-- Start Source material --

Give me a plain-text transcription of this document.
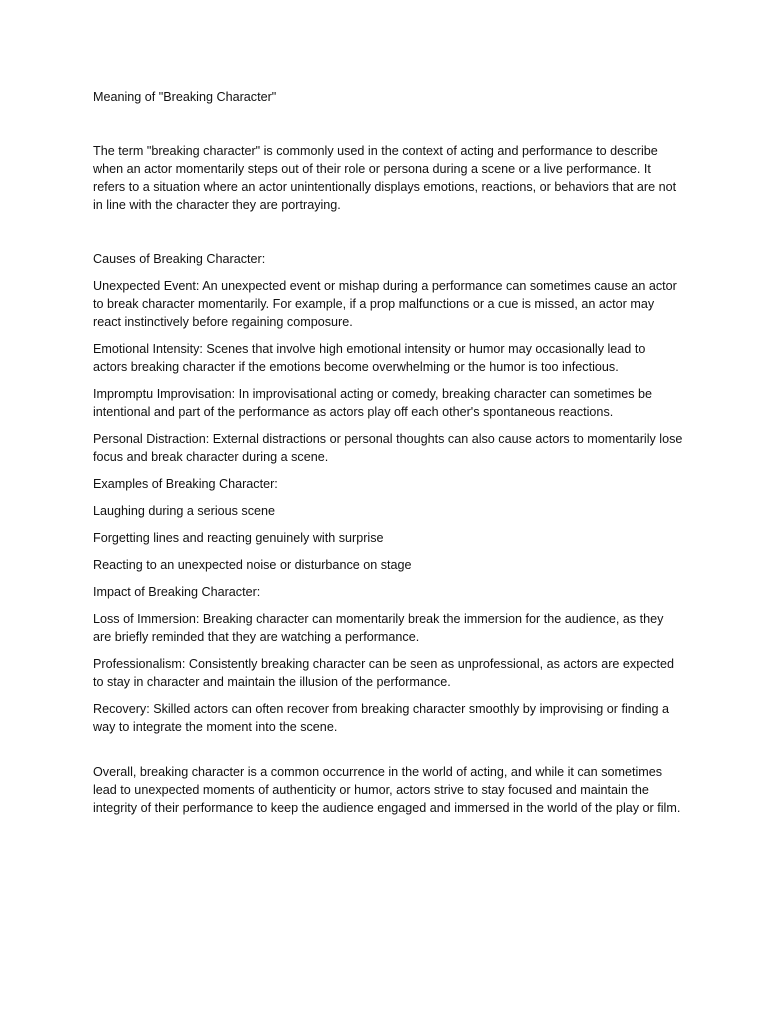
Meaning of "Breaking Character"

The term "breaking character" is commonly used in the context of acting and performance to describe when an actor momentarily steps out of their role or persona during a scene or a live performance. It refers to a situation where an actor unintentionally displays emotions, reactions, or behaviors that are not in line with the character they are portraying.

Causes of Breaking Character:

Unexpected Event: An unexpected event or mishap during a performance can sometimes cause an actor to break character momentarily. For example, if a prop malfunctions or a cue is missed, an actor may react instinctively before regaining composure.

Emotional Intensity: Scenes that involve high emotional intensity or humor may occasionally lead to actors breaking character if the emotions become overwhelming or the humor is too infectious.

Impromptu Improvisation: In improvisational acting or comedy, breaking character can sometimes be intentional and part of the performance as actors play off each other's spontaneous reactions.

Personal Distraction: External distractions or personal thoughts can also cause actors to momentarily lose focus and break character during a scene.

Examples of Breaking Character:

Laughing during a serious scene

Forgetting lines and reacting genuinely with surprise

Reacting to an unexpected noise or disturbance on stage

Impact of Breaking Character:

Loss of Immersion: Breaking character can momentarily break the immersion for the audience, as they are briefly reminded that they are watching a performance.

Professionalism: Consistently breaking character can be seen as unprofessional, as actors are expected to stay in character and maintain the illusion of the performance.

Recovery: Skilled actors can often recover from breaking character smoothly by improvising or finding a way to integrate the moment into the scene.

Overall, breaking character is a common occurrence in the world of acting, and while it can sometimes lead to unexpected moments of authenticity or humor, actors strive to stay focused and maintain the integrity of their performance to keep the audience engaged and immersed in the world of the play or film.
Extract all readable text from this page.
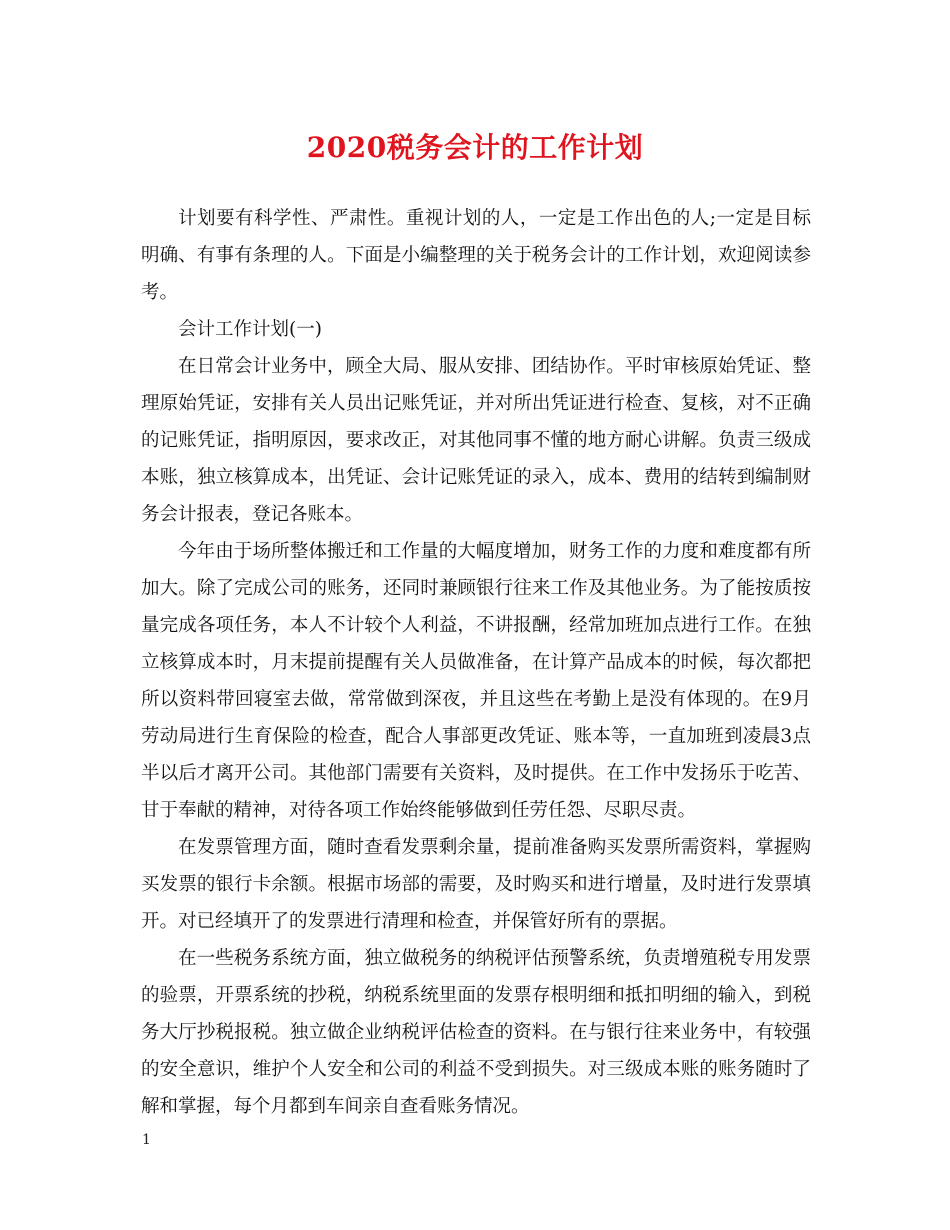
2020税务会计的工作计划

计划要有科学性、严肃性。重视计划的人，一定是工作出色的人;一定是目标明确、有事有条理的人。下面是小编整理的关于税务会计的工作计划，欢迎阅读参考。

会计工作计划(一)

在日常会计业务中，顾全大局、服从安排、团结协作。平时审核原始凭证、整理原始凭证，安排有关人员出记账凭证，并对所出凭证进行检查、复核，对不正确的记账凭证，指明原因，要求改正，对其他同事不懂的地方耐心讲解。负责三级成本账，独立核算成本，出凭证、会计记账凭证的录入，成本、费用的结转到编制财务会计报表，登记各账本。

今年由于场所整体搬迁和工作量的大幅度增加，财务工作的力度和难度都有所加大。除了完成公司的账务，还同时兼顾银行往来工作及其他业务。为了能按质按量完成各项任务，本人不计较个人利益，不讲报酬，经常加班加点进行工作。在独立核算成本时，月末提前提醒有关人员做准备，在计算产品成本的时候，每次都把所以资料带回寝室去做，常常做到深夜，并且这些在考勤上是没有体现的。在9月劳动局进行生育保险的检查，配合人事部更改凭证、账本等，一直加班到凌晨3点半以后才离开公司。其他部门需要有关资料，及时提供。在工作中发扬乐于吃苦、甘于奉献的精神，对待各项工作始终能够做到任劳任怨、尽职尽责。

在发票管理方面，随时查看发票剩余量，提前准备购买发票所需资料，掌握购买发票的银行卡余额。根据市场部的需要，及时购买和进行增量，及时进行发票填开。对已经填开了的发票进行清理和检查，并保管好所有的票据。

在一些税务系统方面，独立做税务的纳税评估预警系统，负责增殖税专用发票的验票，开票系统的抄税，纳税系统里面的发票存根明细和抵扣明细的输入，到税务大厅抄税报税。独立做企业纳税评估检查的资料。在与银行往来业务中，有较强的安全意识，维护个人安全和公司的利益不受到损失。对三级成本账的账务随时了解和掌握，每个月都到车间亲自查看账务情况。

1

-- End Source material --

## [Exercise brief]
Going through the entries above line by line, work out how many lines include the word "unexpected". Only the number is required.

## [Written solution]
3